• [Prompt]: Using the listing beneath this task, count the lines with the word "วจเน" and write only the result.

Data records

━━━

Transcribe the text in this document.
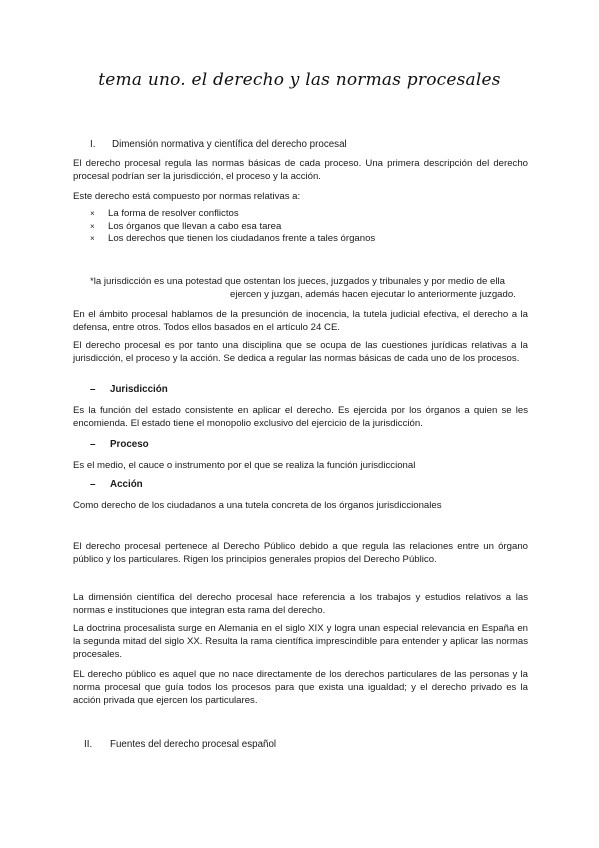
tema uno. el derecho y las normas procesales
I. Dimensión normativa y científica del derecho procesal

El derecho procesal regula las normas básicas de cada proceso. Una primera descripción del derecho procesal podrían ser la jurisdicción, el proceso y la acción.

Este derecho está compuesto por normas relativas a:

× La forma de resolver conflictos
× Los órganos que llevan a cabo esa tarea
× Los derechos que tienen los ciudadanos frente a tales órganos
*la jurisdicción es una potestad que ostentan los jueces, juzgados y tribunales y por medio de ella
ejercen y juzgan, además hacen ejecutar lo anteriormente juzgado.

En el ámbito procesal hablamos de la presunción de inocencia, la tutela judicial efectiva, el derecho a la defensa, entre otros. Todos ellos basados en el artículo 24 CE.

El derecho procesal es por tanto una disciplina que se ocupa de las cuestiones jurídicas relativas a la jurisdicción, el proceso y la acción. Se dedica a regular las normas básicas de cada uno de los procesos.

– Jurisdicción

Es la función del estado consistente en aplicar el derecho. Es ejercida por los órganos a quien se les encomienda. El estado tiene el monopolio exclusivo del ejercicio de la jurisdicción.

– Proceso

Es el medio, el cauce o instrumento por el que se realiza la función jurisdiccional

– Acción

Como derecho de los ciudadanos a una tutela concreta de los órganos jurisdiccionales

El derecho procesal pertenece al Derecho Público debido a que regula las relaciones entre un órgano público y los particulares. Rigen los principios generales propios del Derecho Público.

La dimensión científica del derecho procesal hace referencia a los trabajos y estudios relativos a las normas e instituciones que integran esta rama del derecho.

La doctrina procesalista surge en Alemania en el siglo XIX y logra unan especial relevancia en España en la segunda mitad del siglo XX. Resulta la rama científica imprescindible para entender y aplicar las normas procesales.

EL derecho público es aquel que no nace directamente de los derechos particulares de las personas y la norma procesal que guía todos los procesos para que exista una igualdad; y el derecho privado es la acción privada que ejercen los particulares.

II. Fuentes del derecho procesal español
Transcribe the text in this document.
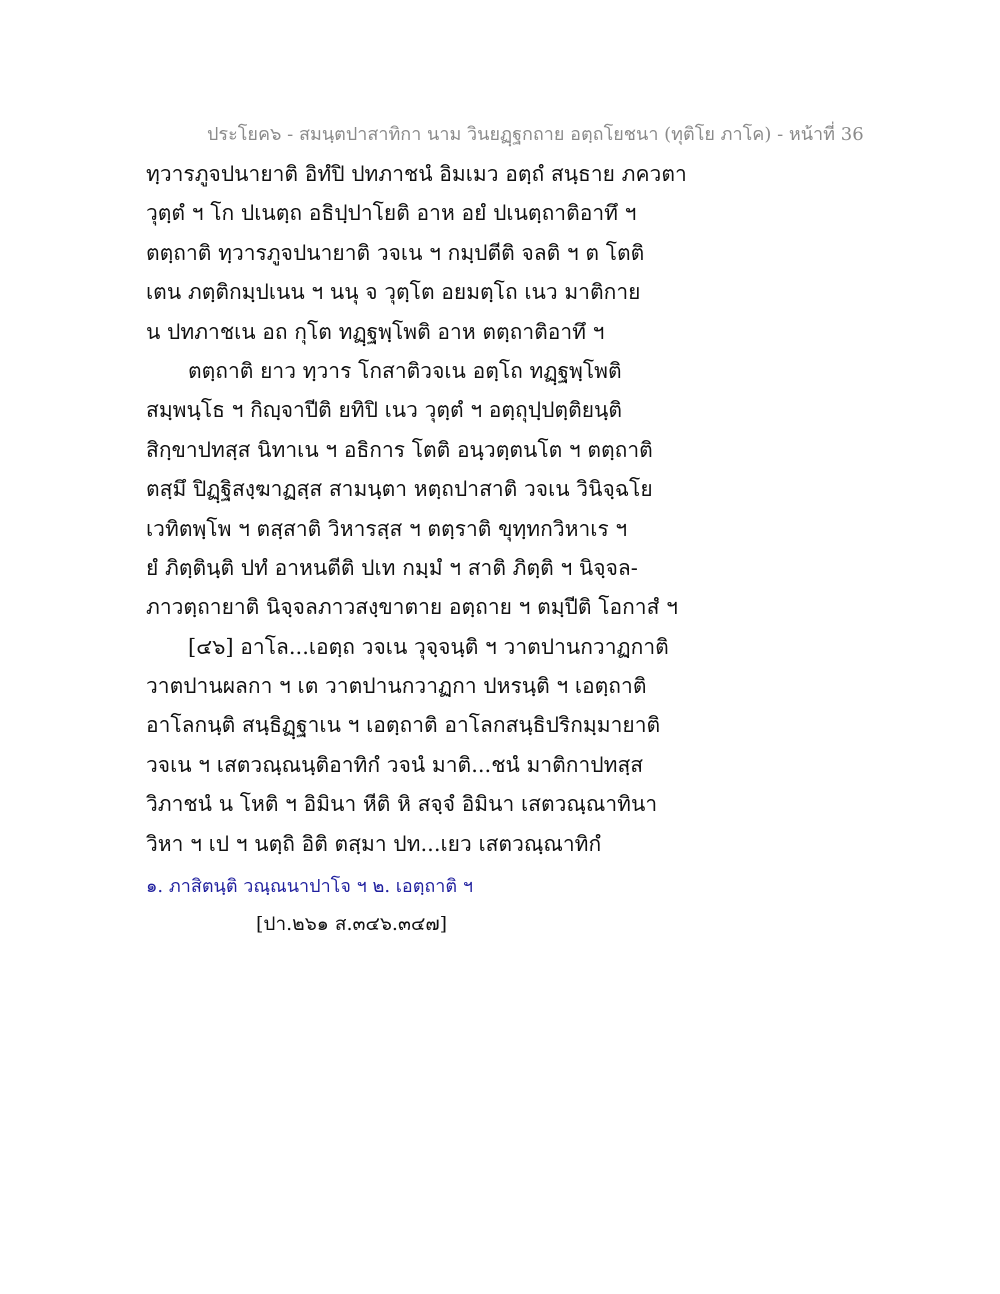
ประโยค๖ - สมนฺตปาสาทิกา นาม วินยฏฺฐกถาย อตฺถโยชนา (ทุติโย ภาโค) - หน้าที่ 36
ทฺวารภูจปนายาติ อิทํปิ ปทภาชนํ อิมเมว อตฺถํ สนฺธาย ภควตา
วุตฺตํ ฯ โก ปเนตฺถ อธิปฺปาโยติ อาห อยํ ปเนตฺถาติอาทึ ฯ
ตตฺถาติ ทฺวารภูจปนายาติ วจเน ฯ กมฺปตีติ จลติ ฯ ต โตติ
เตน ภตฺติกมฺปเนน ฯ นนุ จ วุตฺโต อยมตฺโถ เนว มาติกาย
น ปทภาชเน อถ กุโต ทฏฺฐพฺโพติ อาห ตตฺถาติอาทึ ฯ
ตตฺถาติ ยาว ทฺวาร โกสาติวจเน อตฺโถ ทฏฺฐพฺโพติ
สมฺพนฺโธ ฯ กิญฺจาปีติ ยทิปิ เนว วุตฺตํ ฯ อตฺถุปฺปตฺติยนฺติ
สิกฺขาปทสฺส นิทาเน ฯ อธิการ โตติ อนฺวตฺตนโต ฯ ตตฺถาติ
ตสฺมึ ปิฏฺฐิสงฺฆาฏสฺส สามนฺตา หตฺถปาสาติ วจเน วินิจฺฉโย
เวทิตพฺโพ ฯ ตสฺสาติ วิหารสฺส ฯ ตตฺราติ ขุทฺทกวิหาเร ฯ
ยํ ภิตฺตินฺติ ปทํ อาหนตีติ ปเท กมฺมํ ฯ สาติ ภิตฺติ ฯ นิจฺจล-
ภาวตฺถายาติ นิจฺจลภาวสงฺขาตาย อตฺถาย ฯ ตมฺปีติ โอกาสํ ฯ
[๔๖] อาโล...เอตฺถ วจเน วุจฺจนฺติ ฯ วาตปานกวาฏกาติ
วาตปานผลกา ฯ เต วาตปานกวาฏกา ปหรนฺติ ฯ เอตฺถาติ
อาโลกนฺติ สนฺธิฏฺฐาเน ฯ เอตฺถาติ อาโลกสนฺธิปริกมฺมายาติ
วจเน ฯ เสตวณฺณนฺติอาทิกํ วจนํ มาติ...ชนํ มาติกาปทสฺส
วิภาชนํ น โหติ ฯ อิมินา หีติ หิ สจฺจํ อิมินา เสตวณฺณาทินา
วิหา ฯ เป ฯ นตฺถิ อิติ ตสฺมา ปท...เยว เสตวณฺณาทิกํ
๑. ภาสิตนฺติ วณฺณนาปาโจ ฯ ๒. เอตฺถาติ ฯ
[ปา.๒๖๑ ส.๓๔๖.๓๔๗]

━━━

• [Answer below]: 5